+++ TEXTE CITÉ

Les trois membres fondateurs sont accompagnés d’une section rythmique basse batterie, d’un clavier et de trois choristes qui animent le fond de scène avec des chorégraphies pour chaque chanson. Comment vous décrire le style de Gabriels ? La base de leur musique est une soul qui s’inspire des années Motown. Mais Jacob Lusk déteste qu’on les réduise à ce seul genre alors je reprends ses mots : “nous faisons de la pop soul venue du futur”.
En effet, les ambiances sonores électroniques que Ryan Hope ajoute à l’aide de son clavier et de ses pads donnent un côté futuriste. Les arrangements de violon d’Ari Balouzian jouent également un rôle important dans la couleur musicale de Gabriels. Il ajoute une touche sophistiquée qui va flirter avec la musique classique.
Par-dessus ces compositions subtiles et recherchées, Jacob Lusk laisse libre cours à sa puissance vocale. Il dynamite tout sur son passage. Il ne chante pas, il prêche. Regard habité, jeu de scène dramatique, il est l’incarnation grandiloquente de cette musique révolutionnaire.

Dans notre article précédent nous disions que Jacob Banks était l’une des plus belles voix du MJF 2023. Aujourd’hui, c’est Jacob Lusk qui vient contester ce trône. Dans un autre style certes, mais la performance vocale du chanteur est tout simplement époustouflante. Sa voix va chercher les aiguës les plus hauts perchés comme les graves les plus gutturaux – toujours avec une intensité extrême. C’est tout simplement incroyable à écouter en live, une énorme claque !

++++++

TÂCHES ET EXERCICES =
A: Les affirmations (i), (ii) et (iii) sont-elles conformes au texte sur le concert de Gabriels ? Répondez par oui ou par non, en citant les mots du texte qui tranchent. (i) Trois choristes accompagnent les membres fondateurs sur scène. (ii) Jacob Lusk accepte volontiers que la musique du groupe soit réduite à la soul. (iii) Les arrangements de violon sont l'œuvre d'Ari Balouzian.
B: Poursuivez le texte sur le concert de Gabriels, en reprenant juste après sa dernière phrase.

+++ JEU DE DONNÉES

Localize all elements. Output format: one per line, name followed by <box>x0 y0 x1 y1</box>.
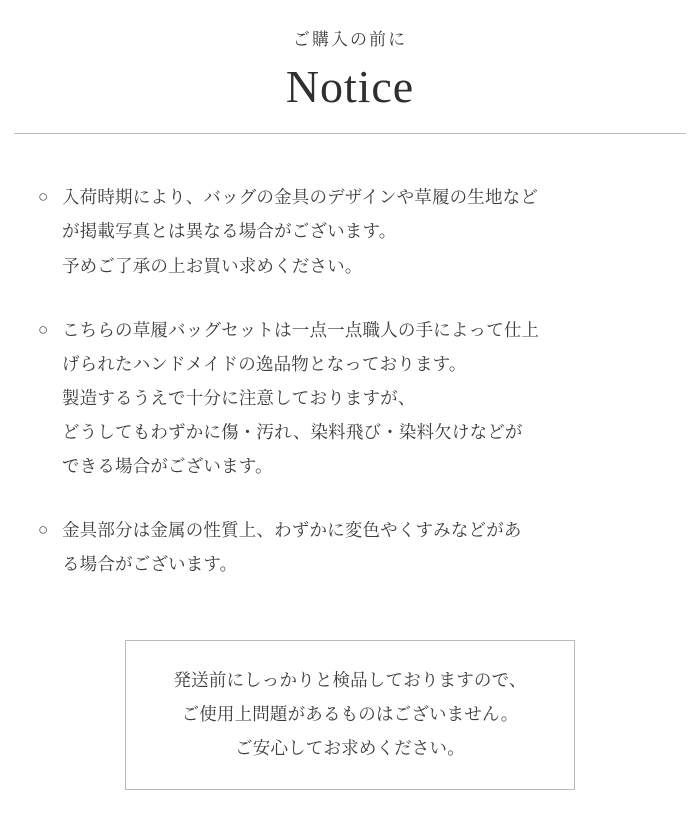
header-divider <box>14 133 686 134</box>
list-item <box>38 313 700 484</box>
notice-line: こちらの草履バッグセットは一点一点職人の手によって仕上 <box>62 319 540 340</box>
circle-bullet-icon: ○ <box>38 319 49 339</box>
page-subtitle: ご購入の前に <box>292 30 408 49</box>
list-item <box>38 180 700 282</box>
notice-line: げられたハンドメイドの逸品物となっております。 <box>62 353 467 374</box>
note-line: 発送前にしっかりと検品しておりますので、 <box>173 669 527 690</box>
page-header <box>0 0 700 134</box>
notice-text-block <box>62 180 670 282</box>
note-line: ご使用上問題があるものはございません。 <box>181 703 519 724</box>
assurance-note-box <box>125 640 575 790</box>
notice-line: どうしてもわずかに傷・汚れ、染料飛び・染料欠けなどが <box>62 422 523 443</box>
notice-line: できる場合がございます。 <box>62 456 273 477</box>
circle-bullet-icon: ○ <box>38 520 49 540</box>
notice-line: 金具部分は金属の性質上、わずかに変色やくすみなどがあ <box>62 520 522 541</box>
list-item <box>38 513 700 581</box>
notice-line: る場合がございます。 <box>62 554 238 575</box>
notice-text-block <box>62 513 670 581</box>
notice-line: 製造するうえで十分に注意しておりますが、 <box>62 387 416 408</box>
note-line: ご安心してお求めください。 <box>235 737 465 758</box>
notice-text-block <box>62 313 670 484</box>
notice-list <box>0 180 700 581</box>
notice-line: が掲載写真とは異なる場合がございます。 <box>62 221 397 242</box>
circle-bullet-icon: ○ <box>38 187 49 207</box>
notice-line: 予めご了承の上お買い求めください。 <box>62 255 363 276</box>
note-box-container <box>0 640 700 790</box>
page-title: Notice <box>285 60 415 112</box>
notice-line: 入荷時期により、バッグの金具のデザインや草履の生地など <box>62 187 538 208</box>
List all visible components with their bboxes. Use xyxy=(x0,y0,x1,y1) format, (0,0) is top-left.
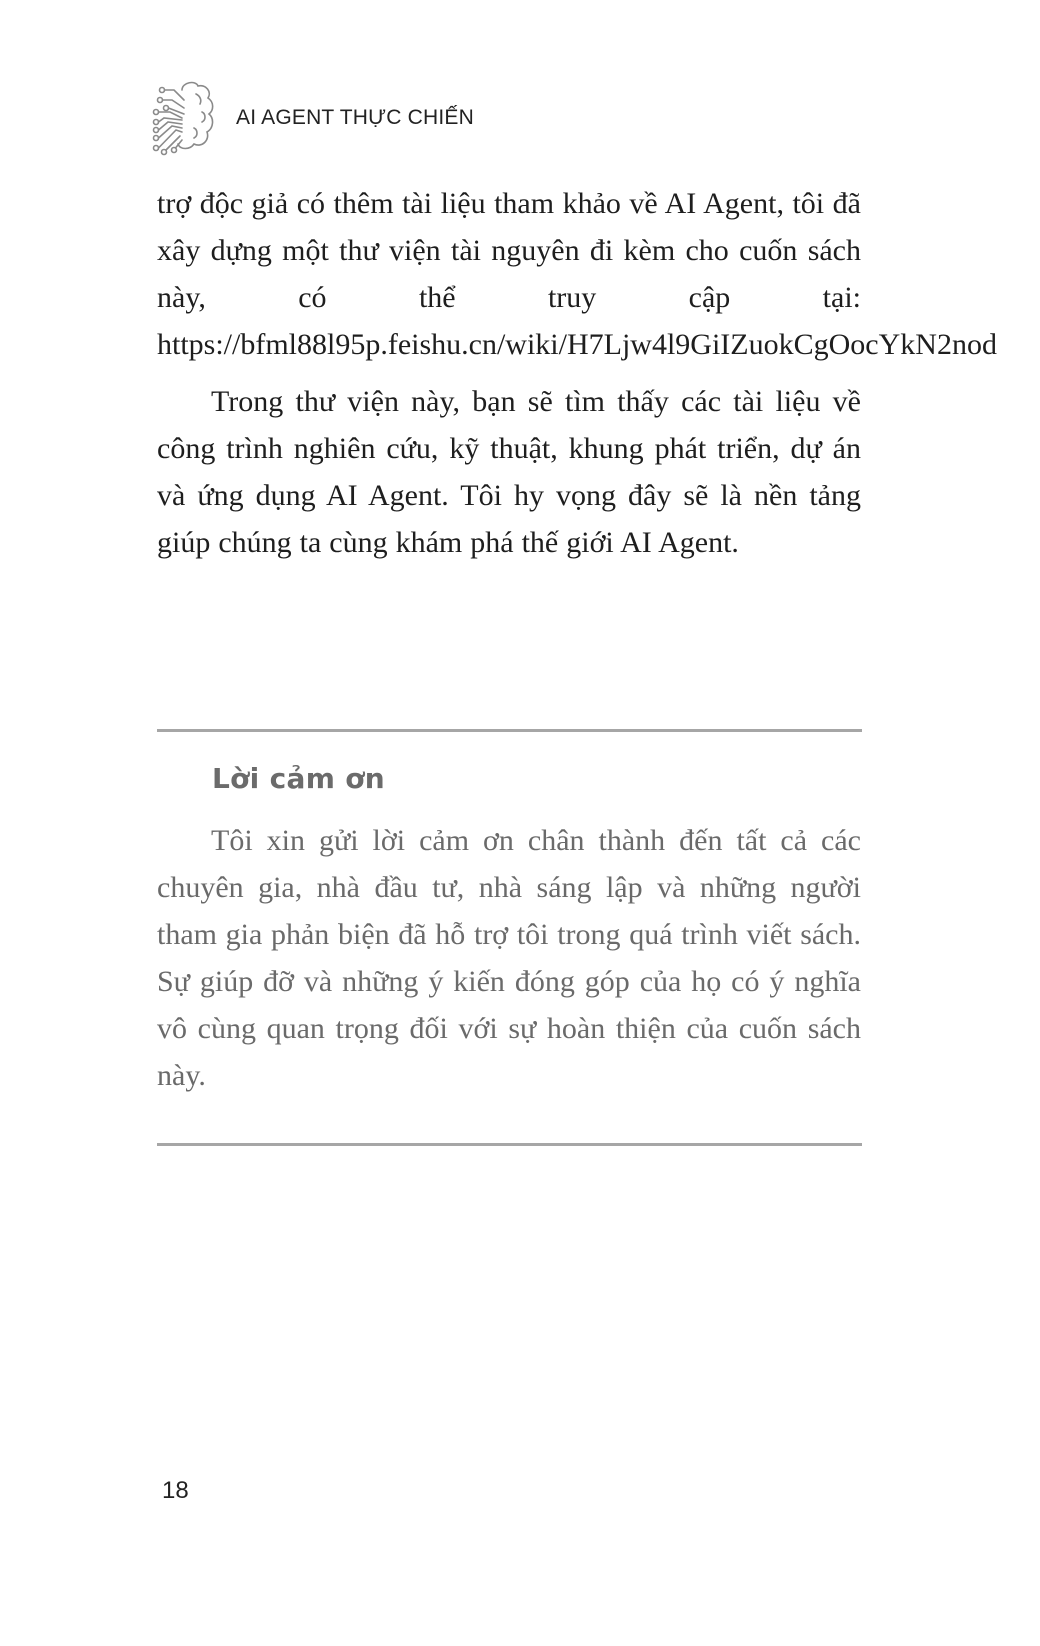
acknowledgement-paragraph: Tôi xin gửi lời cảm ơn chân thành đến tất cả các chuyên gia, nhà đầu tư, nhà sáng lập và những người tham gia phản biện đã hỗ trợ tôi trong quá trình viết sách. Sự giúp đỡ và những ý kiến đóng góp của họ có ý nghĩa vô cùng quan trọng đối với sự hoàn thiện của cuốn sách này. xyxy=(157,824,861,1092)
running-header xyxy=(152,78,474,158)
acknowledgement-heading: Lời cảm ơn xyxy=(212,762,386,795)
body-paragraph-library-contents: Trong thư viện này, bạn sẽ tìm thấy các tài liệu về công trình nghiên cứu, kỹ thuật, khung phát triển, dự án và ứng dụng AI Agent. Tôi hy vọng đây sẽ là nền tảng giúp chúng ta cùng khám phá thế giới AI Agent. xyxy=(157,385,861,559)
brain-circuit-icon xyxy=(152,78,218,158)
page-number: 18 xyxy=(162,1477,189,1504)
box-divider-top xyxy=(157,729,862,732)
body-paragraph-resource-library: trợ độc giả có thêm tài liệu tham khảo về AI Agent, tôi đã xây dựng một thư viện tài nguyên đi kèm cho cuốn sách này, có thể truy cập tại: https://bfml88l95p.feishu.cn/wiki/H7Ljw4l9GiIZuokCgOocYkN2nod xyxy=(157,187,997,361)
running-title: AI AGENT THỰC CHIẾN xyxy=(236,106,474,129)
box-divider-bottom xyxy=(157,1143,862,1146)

++++++
+++ JEU DE DONNÉES

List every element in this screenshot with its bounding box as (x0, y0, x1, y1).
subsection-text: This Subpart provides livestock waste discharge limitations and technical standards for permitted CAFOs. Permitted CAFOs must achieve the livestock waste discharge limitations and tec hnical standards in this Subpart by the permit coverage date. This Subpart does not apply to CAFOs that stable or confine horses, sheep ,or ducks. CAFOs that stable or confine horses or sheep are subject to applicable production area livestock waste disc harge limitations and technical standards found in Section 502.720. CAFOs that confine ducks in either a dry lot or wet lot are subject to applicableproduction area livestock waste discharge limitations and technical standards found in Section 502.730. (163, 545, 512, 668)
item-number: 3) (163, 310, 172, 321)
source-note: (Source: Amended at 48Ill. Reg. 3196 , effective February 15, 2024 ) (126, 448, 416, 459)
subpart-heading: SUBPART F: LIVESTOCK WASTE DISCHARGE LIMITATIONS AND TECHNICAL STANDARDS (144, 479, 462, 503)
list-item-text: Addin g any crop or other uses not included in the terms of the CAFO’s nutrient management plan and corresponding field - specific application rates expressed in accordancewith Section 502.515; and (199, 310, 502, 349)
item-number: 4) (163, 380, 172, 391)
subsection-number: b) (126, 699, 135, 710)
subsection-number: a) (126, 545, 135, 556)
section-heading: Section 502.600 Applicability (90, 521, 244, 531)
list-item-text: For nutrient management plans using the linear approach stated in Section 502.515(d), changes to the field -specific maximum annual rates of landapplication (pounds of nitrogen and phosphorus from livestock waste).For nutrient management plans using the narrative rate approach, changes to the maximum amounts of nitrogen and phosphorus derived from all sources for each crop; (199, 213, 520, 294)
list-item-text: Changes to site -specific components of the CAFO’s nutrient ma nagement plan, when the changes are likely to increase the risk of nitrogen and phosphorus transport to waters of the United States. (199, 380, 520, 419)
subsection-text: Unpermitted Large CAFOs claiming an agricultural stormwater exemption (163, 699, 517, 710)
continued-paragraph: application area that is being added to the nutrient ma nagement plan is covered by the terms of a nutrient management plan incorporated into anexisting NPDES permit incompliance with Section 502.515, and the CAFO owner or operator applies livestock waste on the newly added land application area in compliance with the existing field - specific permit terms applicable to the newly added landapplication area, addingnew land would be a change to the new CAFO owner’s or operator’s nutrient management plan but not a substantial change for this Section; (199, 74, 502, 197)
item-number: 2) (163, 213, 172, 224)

++++++
+++ JEU DE DONNÉES

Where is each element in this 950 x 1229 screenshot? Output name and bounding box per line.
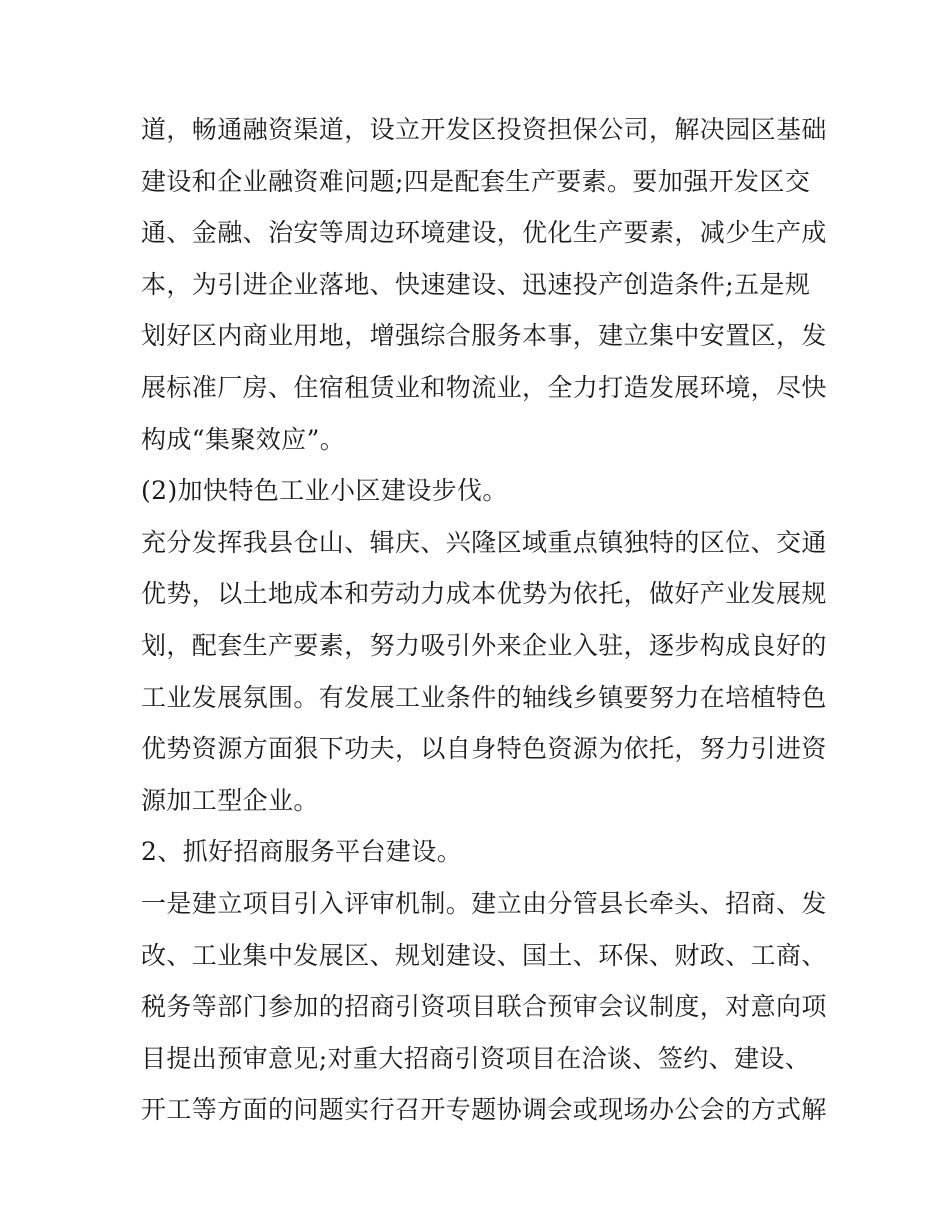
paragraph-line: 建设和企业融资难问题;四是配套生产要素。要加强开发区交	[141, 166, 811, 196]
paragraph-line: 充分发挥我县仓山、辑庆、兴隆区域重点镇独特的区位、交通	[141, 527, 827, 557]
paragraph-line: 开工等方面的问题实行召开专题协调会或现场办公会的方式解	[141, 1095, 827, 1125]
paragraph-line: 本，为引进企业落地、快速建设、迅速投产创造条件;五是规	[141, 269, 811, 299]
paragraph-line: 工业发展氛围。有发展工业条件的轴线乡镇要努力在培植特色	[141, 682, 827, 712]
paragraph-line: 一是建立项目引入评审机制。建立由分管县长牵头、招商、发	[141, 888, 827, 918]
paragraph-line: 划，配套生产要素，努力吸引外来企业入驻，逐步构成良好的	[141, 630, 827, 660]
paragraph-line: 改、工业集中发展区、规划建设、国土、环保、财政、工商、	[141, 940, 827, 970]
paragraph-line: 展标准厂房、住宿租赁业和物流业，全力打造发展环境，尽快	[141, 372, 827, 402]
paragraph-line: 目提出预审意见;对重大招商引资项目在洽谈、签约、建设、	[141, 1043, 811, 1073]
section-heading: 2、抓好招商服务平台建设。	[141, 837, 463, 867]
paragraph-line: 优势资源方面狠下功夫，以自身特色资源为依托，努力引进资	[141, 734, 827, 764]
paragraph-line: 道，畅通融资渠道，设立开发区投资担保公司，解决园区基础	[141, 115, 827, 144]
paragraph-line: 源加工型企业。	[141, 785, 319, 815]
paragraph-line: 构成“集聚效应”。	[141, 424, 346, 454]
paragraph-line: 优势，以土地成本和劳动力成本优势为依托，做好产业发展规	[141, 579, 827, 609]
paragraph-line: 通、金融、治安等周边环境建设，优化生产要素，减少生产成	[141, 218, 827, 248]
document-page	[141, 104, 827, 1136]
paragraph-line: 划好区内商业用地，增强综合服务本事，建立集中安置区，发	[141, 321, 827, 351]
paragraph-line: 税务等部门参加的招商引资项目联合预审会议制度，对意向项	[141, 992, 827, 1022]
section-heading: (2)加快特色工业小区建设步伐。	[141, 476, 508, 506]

++++++

RÉSULTATS DES TÂCHES =
A:
(i) Oui : « et de trois choristes qui animent le fond de scène ».
(ii) Non : « Jacob Lusk déteste qu’on les réduise à ce seul genre ».
(iii) Oui : « Les arrangements de violon d’Ari Balouzian jouent également un rôle important ».

B:
La setlist explore les meilleurs morceaux de leurs EP et du nouvel album. Très tôt, Jacob Lusk nous présente son morceau préféré Taboo. Le rythme se fait plus lent et lourd pour ce morceau bluesy angoissant. Les notes de violon stridentes viennent compléter ce tableau anxiogène.
Mais les titres qui emportent le public et obtiennent des ovations sensationnelles sont trois morceaux plus funky qui s’enchaînent en milieu de setlist. Le groove parle. Le tube Love & Hate In A Different Time entame cette partie énergique et fait la part belle aux chœurs qui répondent au chanteur sur le refrain.
Puis le groupe va chercher un tempo encore plus rapide avec Glory qui fait taper tout le monde dans les mains. Sur Back To Life, le violon martèle une note répétitive sur chaque temps, arrangement typiquement funky. Une des choristes s’avance sur le devant de la scène et prend le lead vocal le temps d’un instant.

Les derniers morceaux de la setlist redescendent l’intensité du concert progressivement. Pour le titre Great Wind, Jacob Lusk redevient le chef de sa chorale gospel pour un instant et nous fait répéter un message d’amour : “If you love somebody, you should tell them everyday”. Pour interpréter Professional il se transforme en crooner à la Sinatra, avant de nous faire une démonstration vocale a cappella à la fin de la chanson.
Le concert termine sur une soul plus traditionnelle avec One & Only. Tout au long du concert, on a l’impression d’avoir voyagé à travers ce style et d’en avoir découvert de tout nouveaux aspects. Mais là, on est bien de retour aux origines. La boucle est bouclée.
Si vous avez l’occasion d’aller voir Gabriels en concert, n’hésitez pas une seule seconde. Vous en sortirez transformé.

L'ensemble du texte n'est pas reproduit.